── DATASET RECORDS ──

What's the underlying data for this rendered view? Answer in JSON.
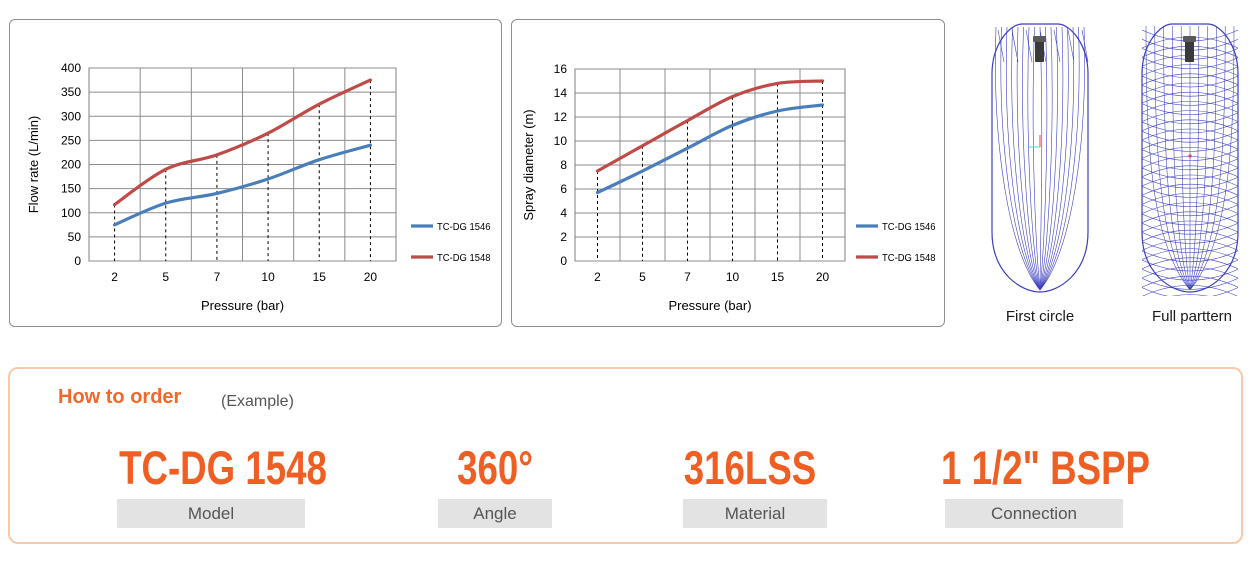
{
  "chart_data": [
    {
      "type": "line",
      "title": "",
      "xlabel": "Pressure (bar)",
      "ylabel": "Flow rate (L/min)",
      "categories": [
        "2",
        "5",
        "7",
        "10",
        "15",
        "20"
      ],
      "ylim": [
        0,
        400
      ],
      "yticks": [
        "0",
        "50",
        "100",
        "150",
        "200",
        "250",
        "300",
        "350",
        "400"
      ],
      "grid": true,
      "legend": "right",
      "series": [
        {
          "name": "TC-DG 1546",
          "color": "#4a7ebb",
          "values": [
            75,
            120,
            140,
            170,
            210,
            240
          ]
        },
        {
          "name": "TC-DG 1548",
          "color": "#be4b48",
          "values": [
            117,
            190,
            220,
            265,
            325,
            375
          ]
        }
      ]
    },
    {
      "type": "line",
      "title": "",
      "xlabel": "Pressure (bar)",
      "ylabel": "Spray diameter (m)",
      "categories": [
        "2",
        "5",
        "7",
        "10",
        "15",
        "20"
      ],
      "ylim": [
        0,
        16
      ],
      "yticks": [
        "0",
        "2",
        "4",
        "6",
        "8",
        "10",
        "12",
        "14",
        "16"
      ],
      "grid": true,
      "legend": "right",
      "series": [
        {
          "name": "TC-DG 1546",
          "color": "#4a7ebb",
          "values": [
            5.7,
            7.5,
            9.4,
            11.3,
            12.5,
            13.0
          ]
        },
        {
          "name": "TC-DG 1548",
          "color": "#be4b48",
          "values": [
            7.5,
            9.6,
            11.7,
            13.7,
            14.8,
            15.0
          ]
        }
      ]
    }
  ],
  "patterns": {
    "first_caption": "First circle",
    "full_caption": "Full parttern",
    "line_color": "#3b3fbf"
  },
  "order": {
    "title": "How to order",
    "subtitle": "(Example)",
    "accent_color": "#ef5f24",
    "specs": [
      {
        "value": "TC-DG 1548",
        "label": "Model"
      },
      {
        "value": "360°",
        "label": "Angle"
      },
      {
        "value": "316LSS",
        "label": "Material"
      },
      {
        "value": "1 1/2\" BSPP",
        "label": "Connection"
      }
    ]
  }
}
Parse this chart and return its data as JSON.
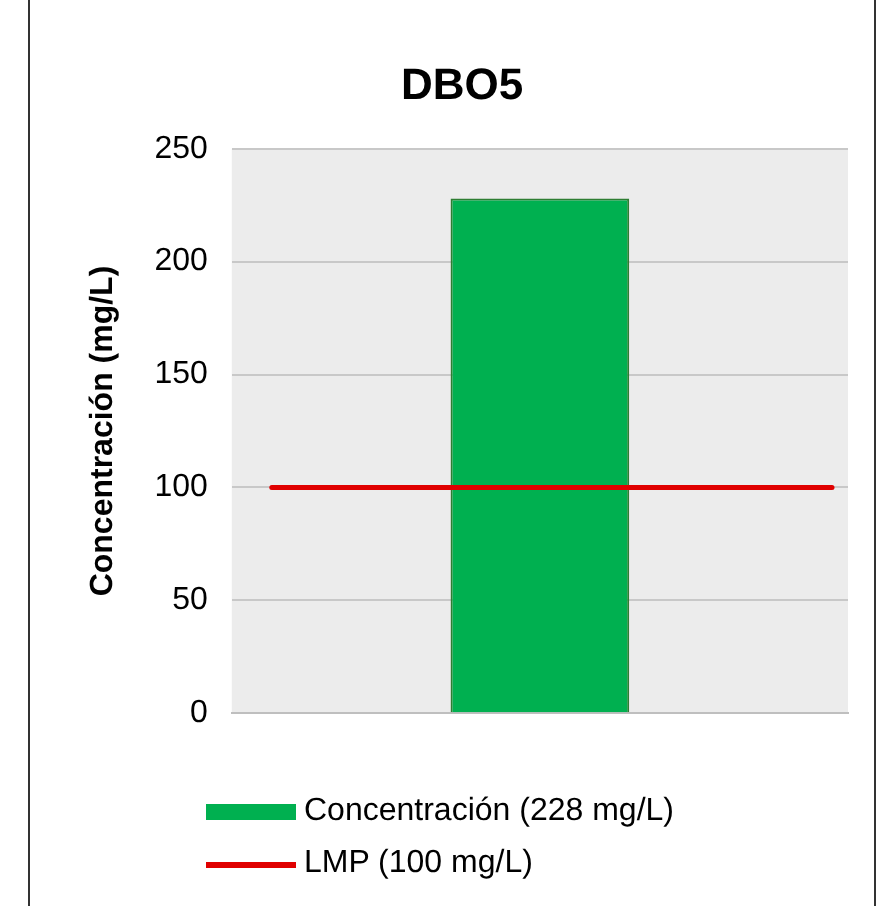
{
  "chart_data": {
    "type": "bar",
    "title": "DBO5",
    "ylabel": "Concentración (mg/L)",
    "categories": [
      null
    ],
    "series": [
      {
        "name": "Concentración (228 mg/L)",
        "color": "#00b050",
        "values": [
          228
        ]
      }
    ],
    "ref_lines": [
      {
        "axis": "y",
        "value": 100,
        "label": "LMP (100 mg/L)",
        "color": "#e00000",
        "line_style": "solid"
      }
    ],
    "ylim": [
      0,
      250
    ],
    "yticks": [
      0,
      50,
      100,
      150,
      200,
      250
    ],
    "grid": "y",
    "legend": "bottom"
  }
}
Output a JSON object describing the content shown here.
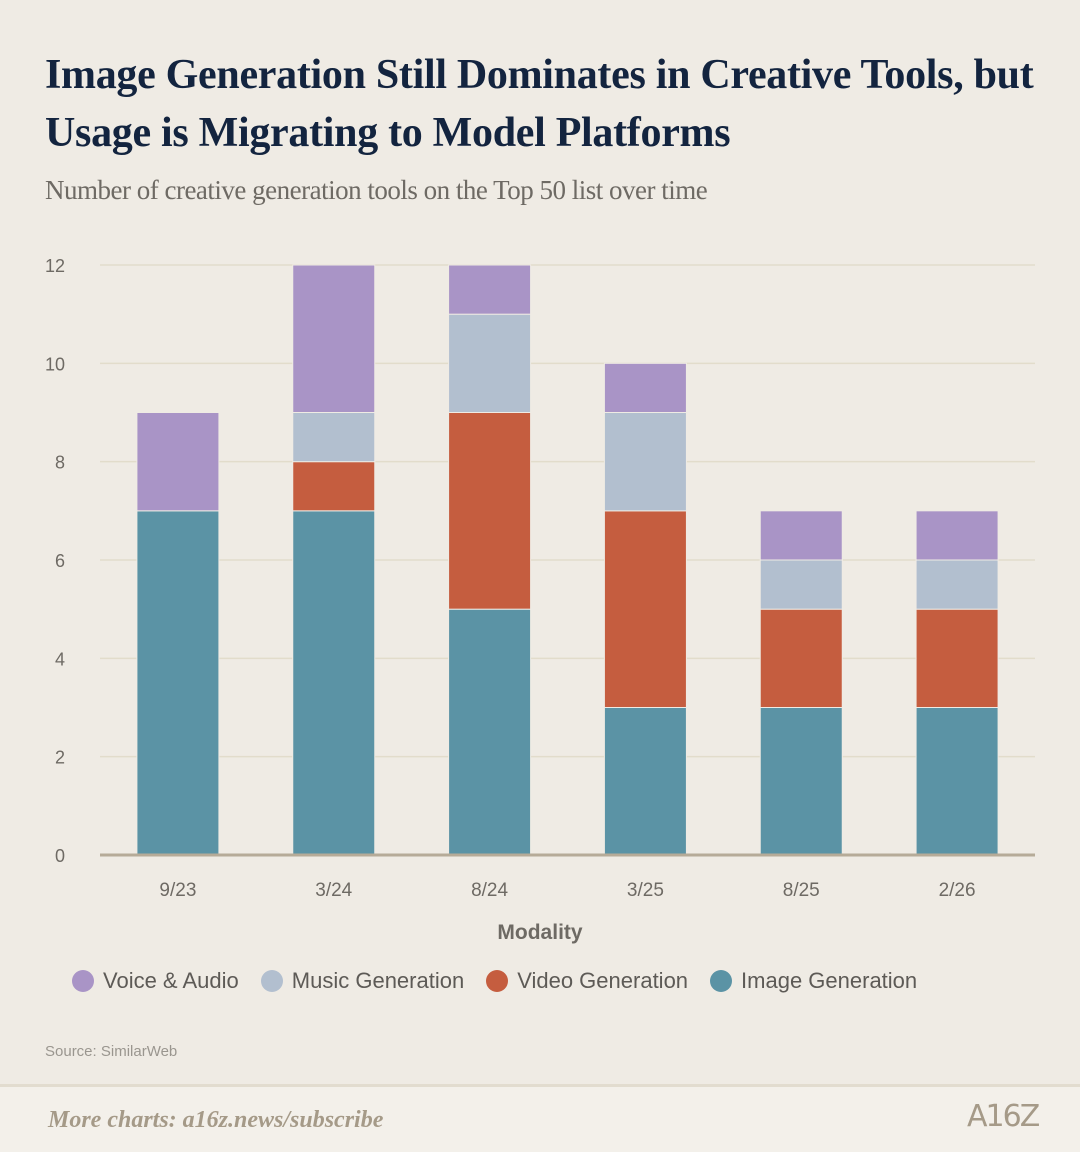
{
  "title": "Image Generation Still Dominates in Creative Tools, but Usage is Migrating to Model Platforms",
  "subtitle": "Number of creative generation tools on the Top 50 list over time",
  "source": "Source: SimilarWeb",
  "footer": {
    "more": "More charts: a16z.news/subscribe",
    "logo": "A16Z"
  },
  "chart_data": {
    "type": "bar",
    "stacked": true,
    "categories": [
      "9/23",
      "3/24",
      "8/24",
      "3/25",
      "8/25",
      "2/26"
    ],
    "xlabel": "Modality",
    "ylabel": "",
    "ylim": [
      0,
      12
    ],
    "yticks": [
      0,
      2,
      4,
      6,
      8,
      10,
      12
    ],
    "grid": true,
    "legend": "bottom",
    "series": [
      {
        "name": "Image Generation",
        "color": "#5b93a5",
        "values": [
          7,
          7,
          5,
          3,
          3,
          3
        ]
      },
      {
        "name": "Video Generation",
        "color": "#c55d3f",
        "values": [
          0,
          1,
          4,
          4,
          2,
          2
        ]
      },
      {
        "name": "Music Generation",
        "color": "#b2bfcf",
        "values": [
          0,
          1,
          2,
          2,
          1,
          1
        ]
      },
      {
        "name": "Voice & Audio",
        "color": "#a994c6",
        "values": [
          2,
          3,
          1,
          1,
          1,
          1
        ]
      }
    ],
    "legend_order": [
      "Voice & Audio",
      "Music Generation",
      "Video Generation",
      "Image Generation"
    ]
  }
}
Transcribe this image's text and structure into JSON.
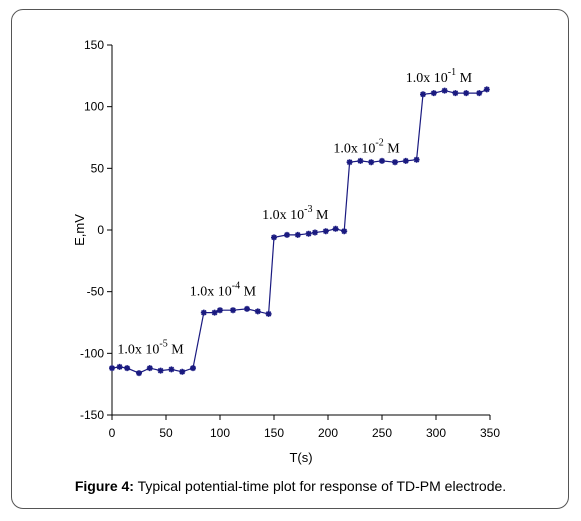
{
  "chart_data": {
    "type": "line",
    "xlabel": "T(s)",
    "ylabel": "E,mV",
    "xlim": [
      0,
      350
    ],
    "ylim": [
      -150,
      150
    ],
    "xticks": [
      0,
      50,
      100,
      150,
      200,
      250,
      300,
      350
    ],
    "yticks": [
      -150,
      -100,
      -50,
      0,
      50,
      100,
      150
    ],
    "grid": false,
    "color": "#1a1a80",
    "series": [
      {
        "x": [
          0,
          7,
          14,
          25,
          35,
          45,
          55,
          65,
          75,
          85,
          95,
          100,
          112,
          125,
          135,
          145,
          150,
          162,
          172,
          182,
          188,
          198,
          207,
          215,
          220,
          230,
          240,
          250,
          262,
          272,
          282,
          288,
          298,
          308,
          318,
          328,
          340,
          347
        ],
        "y": [
          -112,
          -111,
          -112,
          -116,
          -112,
          -114,
          -113,
          -115,
          -112,
          -67,
          -67,
          -65,
          -65,
          -64,
          -66,
          -68,
          -6,
          -4,
          -4,
          -3,
          -2,
          -1,
          1,
          -1,
          55,
          56,
          55,
          56,
          55,
          56,
          57,
          110,
          111,
          113,
          111,
          111,
          111,
          114
        ]
      }
    ],
    "annotations": [
      {
        "base": "1.0x 10",
        "exp": "-5",
        "unit": " M",
        "x": 5,
        "y": -100
      },
      {
        "base": "1.0x 10",
        "exp": "-4",
        "unit": " M",
        "x": 72,
        "y": -53
      },
      {
        "base": "1.0x 10",
        "exp": "-3",
        "unit": " M",
        "x": 139,
        "y": 9
      },
      {
        "base": "1.0x 10",
        "exp": "-2",
        "unit": " M",
        "x": 205,
        "y": 63
      },
      {
        "base": "1.0x 10",
        "exp": "-1",
        "unit": " M",
        "x": 272,
        "y": 120
      }
    ]
  },
  "caption": {
    "label": "Figure 4:",
    "text": " Typical potential-time plot for response of TD-PM electrode."
  }
}
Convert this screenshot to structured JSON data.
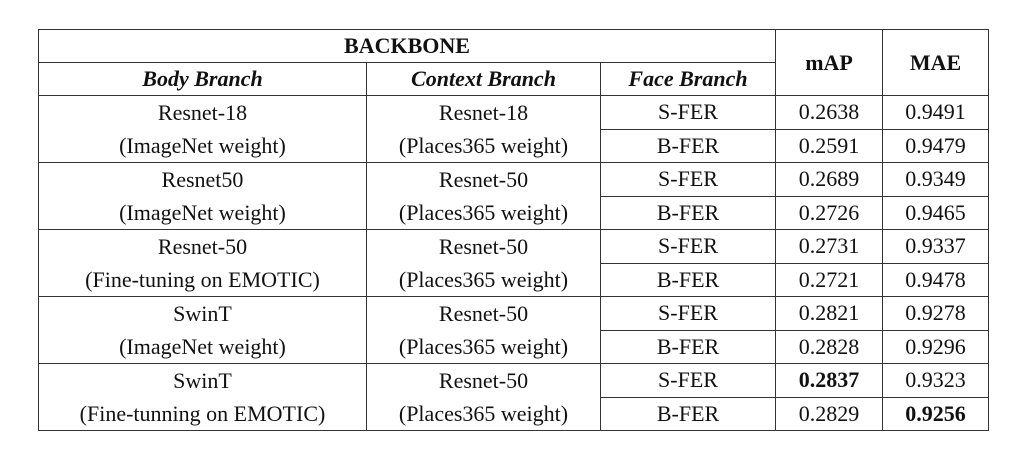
{
  "header": {
    "backbone": "BACKBONE",
    "body_branch": "Body Branch",
    "context_branch": "Context Branch",
    "face_branch": "Face Branch",
    "map": "mAP",
    "mae": "MAE"
  },
  "groups": [
    {
      "body": [
        "Resnet-18",
        "(ImageNet weight)"
      ],
      "context": [
        "Resnet-18",
        "(Places365 weight)"
      ],
      "rows": [
        {
          "face": "S-FER",
          "map": "0.2638",
          "mae": "0.9491"
        },
        {
          "face": "B-FER",
          "map": "0.2591",
          "mae": "0.9479"
        }
      ]
    },
    {
      "body": [
        "Resnet50",
        "(ImageNet weight)"
      ],
      "context": [
        "Resnet-50",
        "(Places365 weight)"
      ],
      "rows": [
        {
          "face": "S-FER",
          "map": "0.2689",
          "mae": "0.9349"
        },
        {
          "face": "B-FER",
          "map": "0.2726",
          "mae": "0.9465"
        }
      ]
    },
    {
      "body": [
        "Resnet-50",
        "(Fine-tuning on EMOTIC)"
      ],
      "context": [
        "Resnet-50",
        "(Places365 weight)"
      ],
      "rows": [
        {
          "face": "S-FER",
          "map": "0.2731",
          "mae": "0.9337"
        },
        {
          "face": "B-FER",
          "map": "0.2721",
          "mae": "0.9478"
        }
      ]
    },
    {
      "body": [
        "SwinT",
        "(ImageNet weight)"
      ],
      "context": [
        "Resnet-50",
        "(Places365 weight)"
      ],
      "rows": [
        {
          "face": "S-FER",
          "map": "0.2821",
          "mae": "0.9278"
        },
        {
          "face": "B-FER",
          "map": "0.2828",
          "mae": "0.9296"
        }
      ]
    },
    {
      "body": [
        "SwinT",
        "(Fine-tunning on EMOTIC)"
      ],
      "context": [
        "Resnet-50",
        "(Places365 weight)"
      ],
      "rows": [
        {
          "face": "S-FER",
          "map": "0.2837",
          "mae": "0.9323"
        },
        {
          "face": "B-FER",
          "map": "0.2829",
          "mae": "0.9256"
        }
      ]
    }
  ],
  "bold_cells": [
    "groups.4.rows.0.map",
    "groups.4.rows.1.mae"
  ]
}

───

__WHAT TO WORK ON__. Scan the material and collect every line that contains "Model".

__RESULT FOR THIS TASK__.
        "label": "Model"
  "title": "Image Generation Still Dominates in Creative Tools, but Usage is Migrating to Model Platforms",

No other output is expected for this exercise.